What to produce
Repeat the listing in full. Nothing may be added or left out.

= = = =

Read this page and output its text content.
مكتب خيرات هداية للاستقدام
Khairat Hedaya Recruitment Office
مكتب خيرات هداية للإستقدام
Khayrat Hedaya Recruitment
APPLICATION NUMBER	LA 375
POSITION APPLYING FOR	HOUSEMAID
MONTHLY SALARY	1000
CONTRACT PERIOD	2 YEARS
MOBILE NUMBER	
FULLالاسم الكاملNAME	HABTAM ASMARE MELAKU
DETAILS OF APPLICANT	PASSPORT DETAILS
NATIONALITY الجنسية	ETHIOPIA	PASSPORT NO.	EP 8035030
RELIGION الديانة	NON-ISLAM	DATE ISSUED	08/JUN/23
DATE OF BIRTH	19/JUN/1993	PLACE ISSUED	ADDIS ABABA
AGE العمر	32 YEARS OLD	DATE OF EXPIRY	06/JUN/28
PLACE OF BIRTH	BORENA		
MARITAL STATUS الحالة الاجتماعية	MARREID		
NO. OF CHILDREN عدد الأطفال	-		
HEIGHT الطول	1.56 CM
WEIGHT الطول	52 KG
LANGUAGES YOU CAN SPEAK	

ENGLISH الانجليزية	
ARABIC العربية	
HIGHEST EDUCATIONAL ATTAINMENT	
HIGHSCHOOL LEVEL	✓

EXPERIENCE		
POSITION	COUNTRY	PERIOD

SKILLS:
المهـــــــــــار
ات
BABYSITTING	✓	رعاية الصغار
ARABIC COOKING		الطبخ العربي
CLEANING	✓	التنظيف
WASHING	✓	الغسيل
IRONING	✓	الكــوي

= = = =

Written response
Read this page and output its text content.
مكتب خيرات هداية للاستقدام
Khairat Hedaya Recruitment Office
مكتب خيرات هداية للإستقدام
Khayrat Hedaya Recruitment
APPLICATION NUMBER	LA 375
POSITION APPLYING FOR	HOUSEMAID
MONTHLY SALARY	1000
CONTRACT PERIOD	2 YEARS
MOBILE NUMBER	
FULLالاسم الكاملNAME	HABTAM ASMARE MELAKU
DETAILS OF APPLICANT	PASSPORT DETAILS
NATIONALITY الجنسية	ETHIOPIA	PASSPORT NO.	EP 8035030
RELIGION الديانة	NON-ISLAM	DATE ISSUED	08/JUN/23
DATE OF BIRTH	19/JUN/1993	PLACE ISSUED	ADDIS ABABA
AGE العمر	32 YEARS OLD	DATE OF EXPIRY	06/JUN/28
PLACE OF BIRTH	BORENA		
MARITAL STATUS الحالة الاجتماعية	MARREID		
NO. OF CHILDREN عدد الأطفال	-		
HEIGHT الطول	1.56 CM
WEIGHT الطول	52 KG
LANGUAGES YOU CAN SPEAK	

ENGLISH الانجليزية	
ARABIC العربية	
HIGHEST EDUCATIONAL ATTAINMENT	
HIGHSCHOOL LEVEL	✓

EXPERIENCE		
POSITION	COUNTRY	PERIOD

SKILLS:
المهـــــــــــار
ات
BABYSITTING	✓	رعاية الصغار
ARABIC COOKING		الطبخ العربي
CLEANING	✓	التنظيف
WASHING	✓	الغسيل
IRONING	✓	الكــوي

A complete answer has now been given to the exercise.